_Dataset records on visual material_
□ □ □ □

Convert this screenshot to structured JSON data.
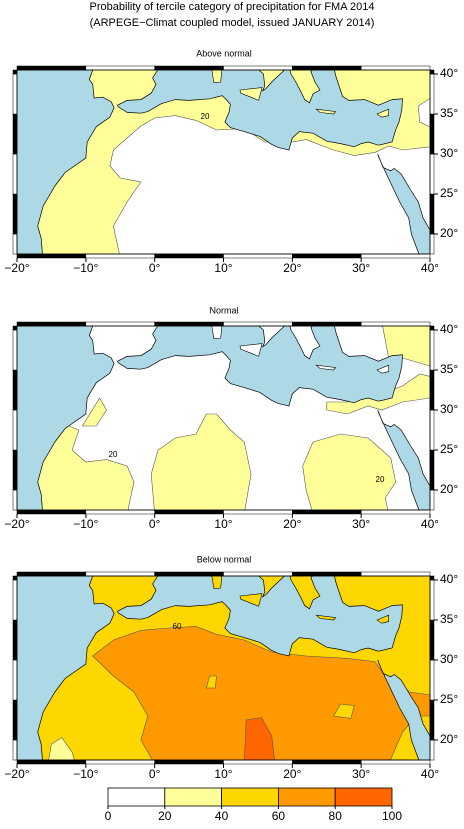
{
  "title": "Probability of tercile category of precipitation for FMA 2014",
  "subtitle": "(ARPEGE−Climat coupled model, issued JANUARY 2014)",
  "map": {
    "xlim": [
      -20,
      40
    ],
    "ylim": [
      17.5,
      40.5
    ],
    "xticks": [
      {
        "value": -20,
        "label": "−20°"
      },
      {
        "value": -10,
        "label": "−10°"
      },
      {
        "value": 0,
        "label": "0°"
      },
      {
        "value": 10,
        "label": "10°"
      },
      {
        "value": 20,
        "label": "20°"
      },
      {
        "value": 30,
        "label": "30°"
      },
      {
        "value": 40,
        "label": "40°"
      }
    ],
    "yticks": [
      {
        "value": 20,
        "label": "20°"
      },
      {
        "value": 25,
        "label": "25°"
      },
      {
        "value": 30,
        "label": "30°"
      },
      {
        "value": 35,
        "label": "35°"
      },
      {
        "value": 40,
        "label": "40°"
      }
    ]
  },
  "panels": [
    {
      "title": "Above normal",
      "contour_labels": [
        "20"
      ]
    },
    {
      "title": "Normal",
      "contour_labels": [
        "20",
        "20"
      ]
    },
    {
      "title": "Below normal",
      "contour_labels": [
        "60"
      ]
    }
  ],
  "colorbar": {
    "ticks": [
      0,
      20,
      40,
      60,
      80,
      100
    ],
    "colors": [
      "#ffffff",
      "#ffff99",
      "#ffd700",
      "#ff9900",
      "#ff6600"
    ]
  }
}
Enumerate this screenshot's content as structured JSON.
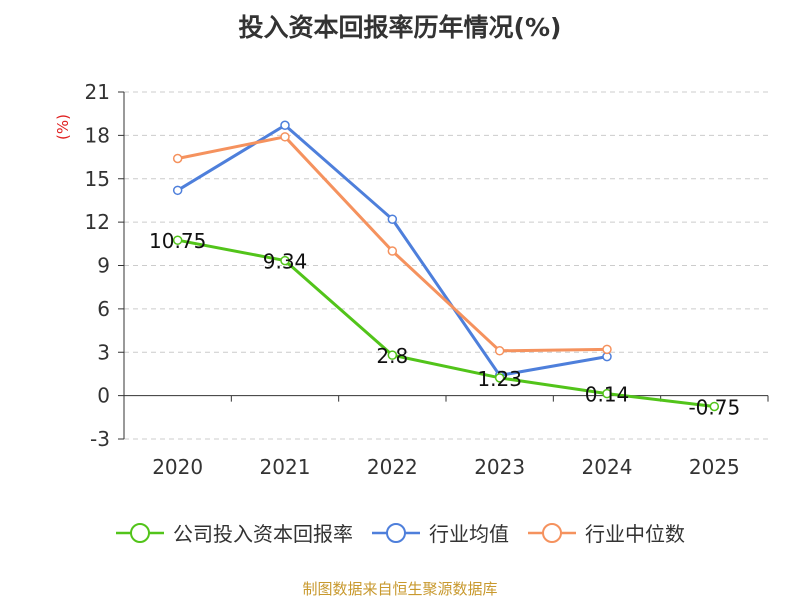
{
  "colors": {
    "company": "#52c41a",
    "industry_avg": "#4e7fdb",
    "industry_median": "#f5925e",
    "grid": "#cccccc",
    "axis": "#333333",
    "unit_label": "#e02020",
    "source": "#c8992e"
  },
  "source_note": "制图数据来自恒生聚源数据库",
  "chart_data": {
    "type": "line",
    "title": "投入资本回报率历年情况(%)",
    "ylabel": "(%)",
    "xlabel": "",
    "categories": [
      "2020",
      "2021",
      "2022",
      "2023",
      "2024",
      "2025"
    ],
    "ylim": [
      -3,
      21
    ],
    "yticks": [
      -3,
      0,
      3,
      6,
      9,
      12,
      15,
      18,
      21
    ],
    "grid": true,
    "legend_position": "bottom",
    "series": [
      {
        "key": "company",
        "name": "公司投入资本回报率",
        "values": [
          10.75,
          9.34,
          2.8,
          1.23,
          0.14,
          -0.75
        ],
        "labels": [
          "10.75",
          "9.34",
          "2.8",
          "1.23",
          "0.14",
          "-0.75"
        ]
      },
      {
        "key": "industry_avg",
        "name": "行业均值",
        "values": [
          14.2,
          18.7,
          12.2,
          1.4,
          2.7,
          null
        ]
      },
      {
        "key": "industry_median",
        "name": "行业中位数",
        "values": [
          16.4,
          17.9,
          10.0,
          3.1,
          3.2,
          null
        ]
      }
    ]
  }
}
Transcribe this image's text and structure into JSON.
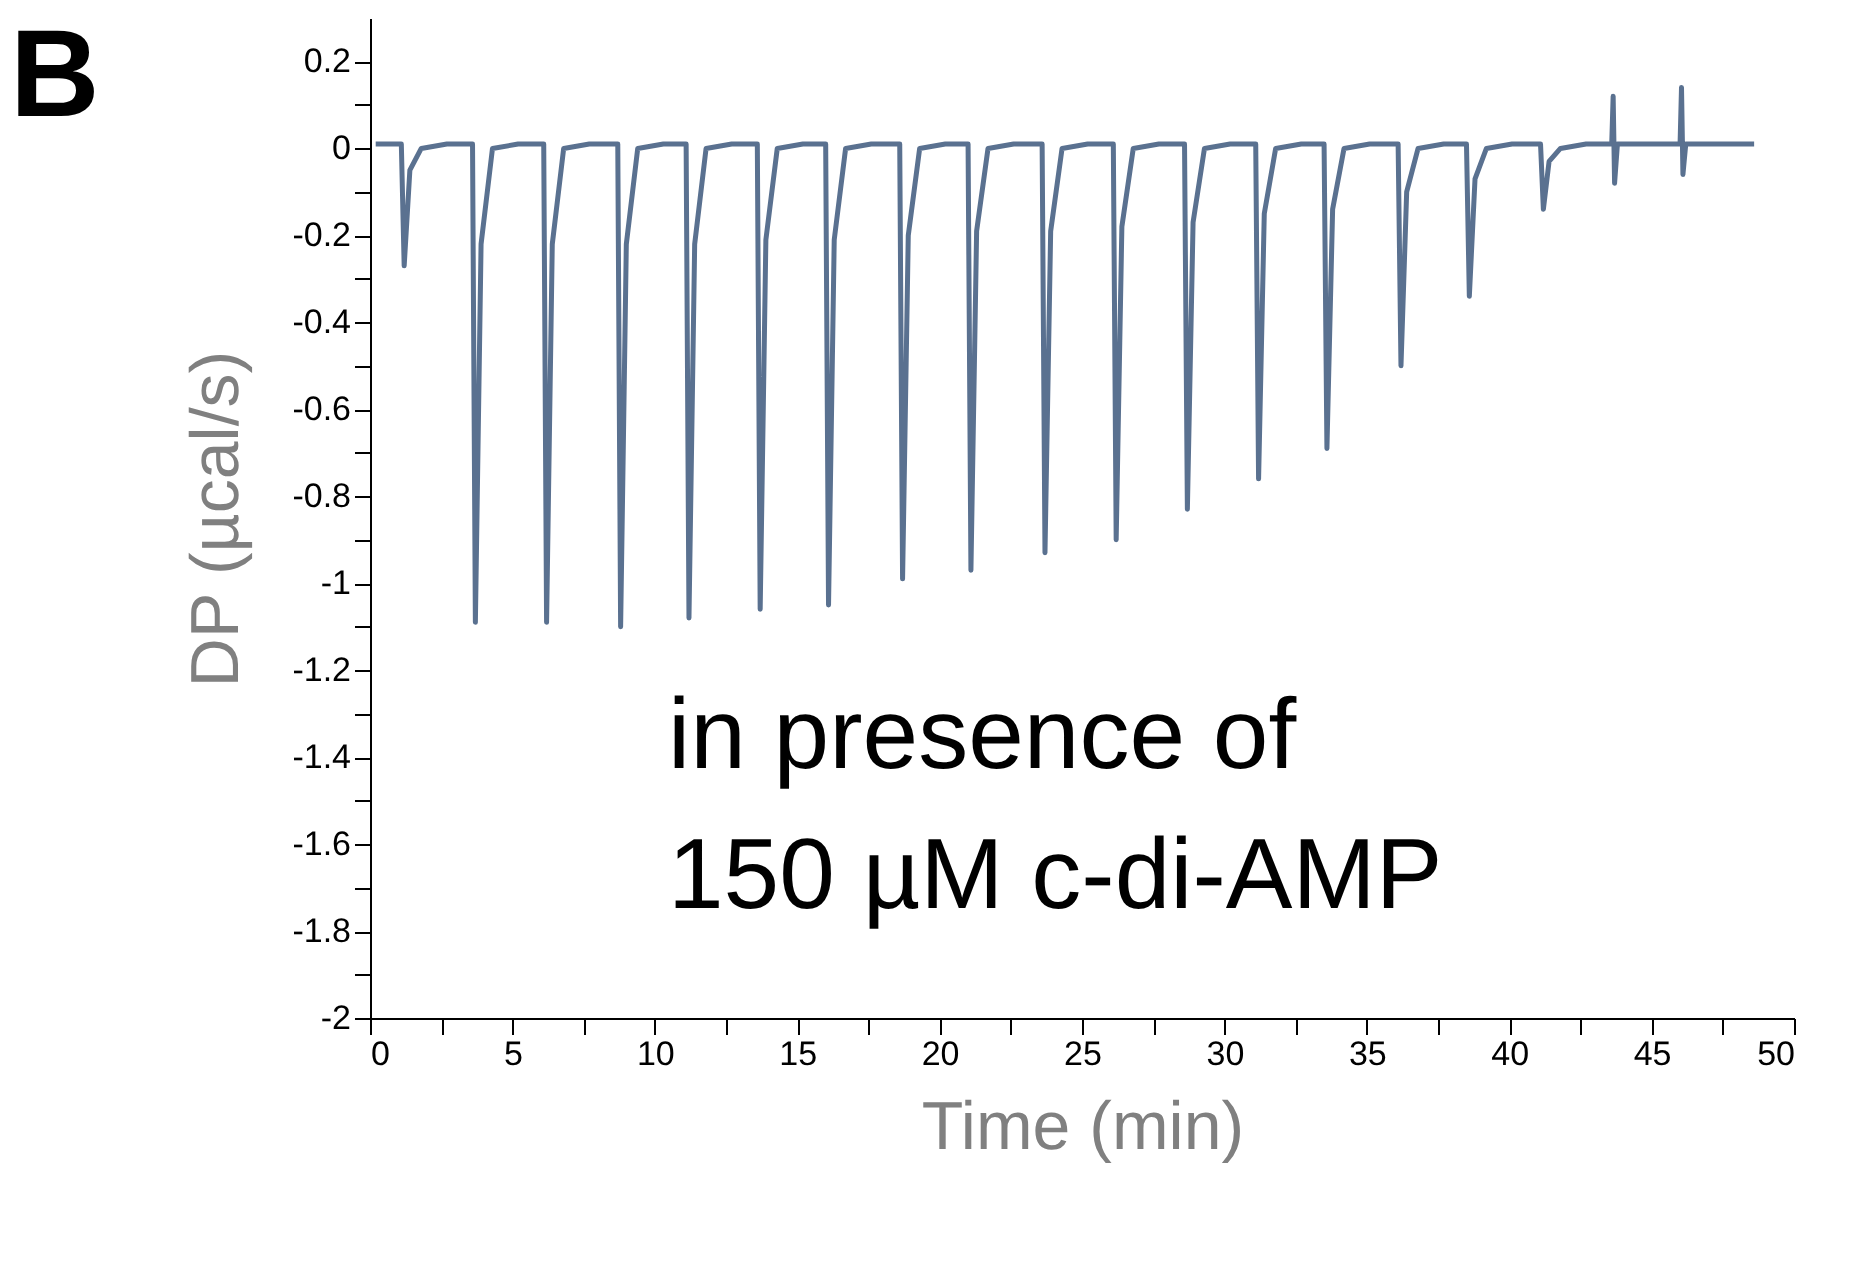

□ □ □ □

_SHORT PROBLEM_
Repeat the preceding records precisely, and leave every picture out of the copy.

_THE ANSWER_
Convert this screenshot to structured JSON data.
{
  "title": "Probability of tercile category of precipitation for FMA 2014",
  "subtitle": "(ARPEGE−Climat coupled model, issued JANUARY 2014)",
  "map": {
    "xlim": [
      -20,
      40
    ],
    "ylim": [
      17.5,
      40.5
    ],
    "xticks": [
      {
        "value": -20,
        "label": "−20°"
      },
      {
        "value": -10,
        "label": "−10°"
      },
      {
        "value": 0,
        "label": "0°"
      },
      {
        "value": 10,
        "label": "10°"
      },
      {
        "value": 20,
        "label": "20°"
      },
      {
        "value": 30,
        "label": "30°"
      },
      {
        "value": 40,
        "label": "40°"
      }
    ],
    "yticks": [
      {
        "value": 20,
        "label": "20°"
      },
      {
        "value": 25,
        "label": "25°"
      },
      {
        "value": 30,
        "label": "30°"
      },
      {
        "value": 35,
        "label": "35°"
      },
      {
        "value": 40,
        "label": "40°"
      }
    ]
  },
  "panels": [
    {
      "title": "Above normal",
      "contour_labels": [
        "20"
      ]
    },
    {
      "title": "Normal",
      "contour_labels": [
        "20",
        "20"
      ]
    },
    {
      "title": "Below normal",
      "contour_labels": [
        "60"
      ]
    }
  ],
  "colorbar": {
    "ticks": [
      0,
      20,
      40,
      60,
      80,
      100
    ],
    "colors": [
      "#ffffff",
      "#ffff99",
      "#ffd700",
      "#ff9900",
      "#ff6600"
    ]
  }
}
Enumerate this screenshot's content as structured JSON.
{
  "colors": {
    "company": "#52c41a",
    "industry_avg": "#4e7fdb",
    "industry_median": "#f5925e",
    "grid": "#cccccc",
    "axis": "#333333",
    "unit_label": "#e02020",
    "source": "#c8992e"
  },
  "source_note": "制图数据来自恒生聚源数据库",
  "chart_data": {
    "type": "line",
    "title": "投入资本回报率历年情况(%)",
    "ylabel": "(%)",
    "xlabel": "",
    "categories": [
      "2020",
      "2021",
      "2022",
      "2023",
      "2024",
      "2025"
    ],
    "ylim": [
      -3,
      21
    ],
    "yticks": [
      -3,
      0,
      3,
      6,
      9,
      12,
      15,
      18,
      21
    ],
    "grid": true,
    "legend_position": "bottom",
    "series": [
      {
        "key": "company",
        "name": "公司投入资本回报率",
        "values": [
          10.75,
          9.34,
          2.8,
          1.23,
          0.14,
          -0.75
        ],
        "labels": [
          "10.75",
          "9.34",
          "2.8",
          "1.23",
          "0.14",
          "-0.75"
        ]
      },
      {
        "key": "industry_avg",
        "name": "行业均值",
        "values": [
          14.2,
          18.7,
          12.2,
          1.4,
          2.7,
          null
        ]
      },
      {
        "key": "industry_median",
        "name": "行业中位数",
        "values": [
          16.4,
          17.9,
          10.0,
          3.1,
          3.2,
          null
        ]
      }
    ]
  }
}
Transcribe this image's text and structure into JSON.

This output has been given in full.